**Given instruction**: Copy out, character for character, the entries below, starting with the line that contains "issue-message: Replace this" and going on through the line that contains "file-node[interactable]: AssessmentController.java (15", including both of those lines.

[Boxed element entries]
## Start
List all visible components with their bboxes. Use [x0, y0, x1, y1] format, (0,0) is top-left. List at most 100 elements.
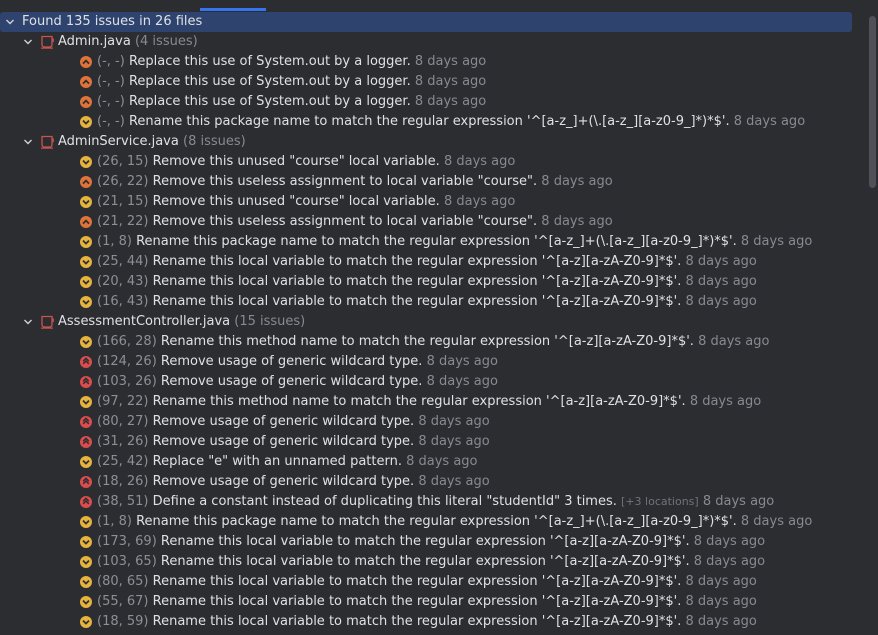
issue-message: Replace this use of System.out by a logg… — [128, 94, 411, 109]
severity-major-icon — [79, 175, 93, 189]
issue-count: (4 issues) — [134, 34, 198, 49]
issue-message: Rename this local variable to match the … — [160, 534, 690, 549]
issue-age: 8 days ago — [740, 514, 813, 529]
issue-age: 8 days ago — [698, 334, 770, 349]
issue-row[interactable]: (26, 22) Remove this useless assignment … — [0, 172, 866, 192]
issue-row[interactable]: (-, -) Replace this use of System.out by… — [0, 92, 866, 112]
file-node[interactable]: AssessmentController.java (15 issues) — [0, 312, 866, 332]
severity-major-icon — [79, 75, 93, 89]
issue-row[interactable]: (26, 15) Remove this unused "course" loc… — [0, 152, 866, 172]
issue-location: (80, 27) — [97, 414, 149, 429]
chevron-down-icon[interactable] — [21, 32, 35, 52]
severity-minor-icon — [79, 395, 93, 409]
severity-minor-icon — [79, 335, 93, 349]
issue-row[interactable]: (103, 26) Remove usage of generic wildca… — [0, 372, 866, 392]
java-file-icon — [40, 35, 54, 49]
issue-location: (21, 15) — [97, 194, 149, 209]
issue-row[interactable]: (103, 65) Rename this local variable to … — [0, 552, 866, 572]
vertical-scrollbar[interactable] — [866, 12, 878, 635]
issue-row[interactable]: (97, 22) Rename this method name to matc… — [0, 392, 866, 412]
issue-row[interactable]: (166, 28) Rename this method name to mat… — [0, 332, 866, 352]
issue-row[interactable]: (80, 27) Remove usage of generic wildcar… — [0, 412, 866, 432]
chevron-down-icon[interactable] — [21, 312, 35, 332]
file-name: AdminService.java — [58, 134, 179, 149]
issue-age: 8 days ago — [443, 194, 516, 209]
chevron-down-icon[interactable] — [3, 12, 17, 32]
severity-minor-icon — [79, 615, 93, 629]
severity-minor-icon — [79, 195, 93, 209]
issue-message: Rename this package name to match the re… — [128, 114, 730, 129]
issue-age: 8 days ago — [406, 454, 478, 469]
active-tab-indicator — [200, 8, 266, 11]
issue-message: Rename this local variable to match the … — [152, 594, 682, 609]
issue-location: (97, 22) — [97, 394, 149, 409]
issue-location: (103, 65) — [97, 554, 157, 569]
issue-message: Remove usage of generic wildcard type. — [160, 374, 423, 389]
issue-location: (55, 67) — [97, 594, 149, 609]
severity-minor-icon — [79, 155, 93, 169]
severity-minor-icon — [79, 115, 93, 129]
issue-row[interactable]: (-, -) Rename this package name to match… — [0, 112, 866, 132]
issue-row[interactable]: (20, 43) Rename this local variable to m… — [0, 272, 866, 292]
issue-location: (1, 8) — [97, 514, 132, 529]
severity-critical-icon — [79, 475, 93, 489]
issue-row[interactable]: (25, 44) Rename this local variable to m… — [0, 252, 866, 272]
issue-message: Remove usage of generic wildcard type. — [152, 474, 415, 489]
issue-age: 8 days ago — [414, 74, 487, 89]
issue-message: Rename this local variable to match the … — [152, 614, 682, 629]
issue-row[interactable]: (1, 8) Rename this package name to match… — [0, 232, 866, 252]
issue-message: Remove this unused "course" local variab… — [152, 194, 440, 209]
issue-row[interactable]: (1, 8) Rename this package name to match… — [0, 512, 866, 532]
issue-message: Replace "e" with an unnamed pattern. — [152, 454, 402, 469]
file-node[interactable]: AdminService.java (8 issues) — [0, 132, 866, 152]
severity-minor-icon — [79, 575, 93, 589]
issue-age: 8 days ago — [418, 414, 490, 429]
issue-location: (1, 8) — [97, 234, 132, 249]
issue-message: Remove this unused "course" local variab… — [152, 154, 440, 169]
issue-location: (173, 69) — [97, 534, 157, 549]
issue-location: (26, 22) — [97, 174, 149, 189]
file-name: AssessmentController.java — [58, 314, 231, 329]
issue-row[interactable]: (173, 69) Rename this local variable to … — [0, 532, 866, 552]
issue-message: Remove usage of generic wildcard type. — [152, 414, 415, 429]
severity-major-icon — [79, 55, 93, 69]
severity-minor-icon — [79, 235, 93, 249]
severity-minor-icon — [79, 595, 93, 609]
issue-row[interactable]: (25, 42) Replace "e" with an unnamed pat… — [0, 452, 866, 472]
issue-message: Rename this local variable to match the … — [160, 554, 690, 569]
issue-location: (25, 42) — [97, 454, 149, 469]
issue-age: 8 days ago — [541, 174, 613, 189]
severity-major-icon — [79, 95, 93, 109]
issue-row[interactable]: (-, -) Replace this use of System.out by… — [0, 52, 866, 72]
issue-age: 8 days ago — [733, 114, 806, 129]
issue-location: (18, 26) — [97, 474, 149, 489]
issue-row[interactable]: (21, 15) Remove this unused "course" loc… — [0, 192, 866, 212]
issue-row[interactable]: (55, 67) Rename this local variable to m… — [0, 592, 866, 612]
issue-row[interactable]: (80, 65) Rename this local variable to m… — [0, 572, 866, 592]
chevron-down-icon[interactable] — [21, 132, 35, 152]
issue-row[interactable]: (18, 26) Remove usage of generic wildcar… — [0, 472, 866, 492]
issue-age: 8 days ago — [693, 554, 766, 569]
file-node[interactable]: Admin.java (4 issues) — [0, 32, 866, 52]
issue-row[interactable]: (16, 43) Rename this local variable to m… — [0, 292, 866, 312]
issue-location: (26, 15) — [97, 154, 149, 169]
issues-summary: Found 135 issues in 26 files — [22, 14, 203, 29]
issue-row[interactable]: (18, 59) Rename this local variable to m… — [0, 612, 866, 632]
issue-row[interactable]: (21, 22) Remove this useless assignment … — [0, 212, 866, 232]
extra-locations: [+3 locations] — [621, 495, 699, 508]
issue-row[interactable]: (124, 26) Remove usage of generic wildca… — [0, 352, 866, 372]
issue-row[interactable]: (38, 51) Define a constant instead of du… — [0, 492, 866, 512]
issue-age: 8 days ago — [685, 294, 757, 309]
severity-critical-icon — [79, 415, 93, 429]
issues-root-node[interactable]: Found 135 issues in 26 files — [0, 12, 852, 32]
severity-minor-icon — [79, 275, 93, 289]
severity-minor-icon — [79, 555, 93, 569]
issue-count: (15 issues) — [234, 314, 306, 329]
issue-row[interactable]: (31, 26) Remove usage of generic wildcar… — [0, 432, 866, 452]
issue-age: 8 days ago — [702, 494, 775, 509]
scrollbar-thumb[interactable] — [869, 16, 876, 188]
java-file-icon — [40, 315, 54, 329]
issue-row[interactable]: (-, -) Replace this use of System.out by… — [0, 72, 866, 92]
issue-age: 8 days ago — [685, 254, 757, 269]
issue-age: 8 days ago — [685, 614, 757, 629]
## End
**Exercise output**:
issue-message: Replace this use of System.out by a logg… — [128, 94, 411, 109]
severity-major-icon — [79, 175, 93, 189]
issue-count: (4 issues) — [134, 34, 198, 49]
issue-message: Rename this local variable to match the … — [160, 534, 690, 549]
issue-age: 8 days ago — [740, 514, 813, 529]
issue-age: 8 days ago — [698, 334, 770, 349]
issue-row[interactable]: (26, 22) Remove this useless assignment … — [0, 172, 866, 192]
issue-row[interactable]: (-, -) Replace this use of System.out by… — [0, 92, 866, 112]
file-node[interactable]: AssessmentController.java (15 issues) — [0, 312, 866, 332]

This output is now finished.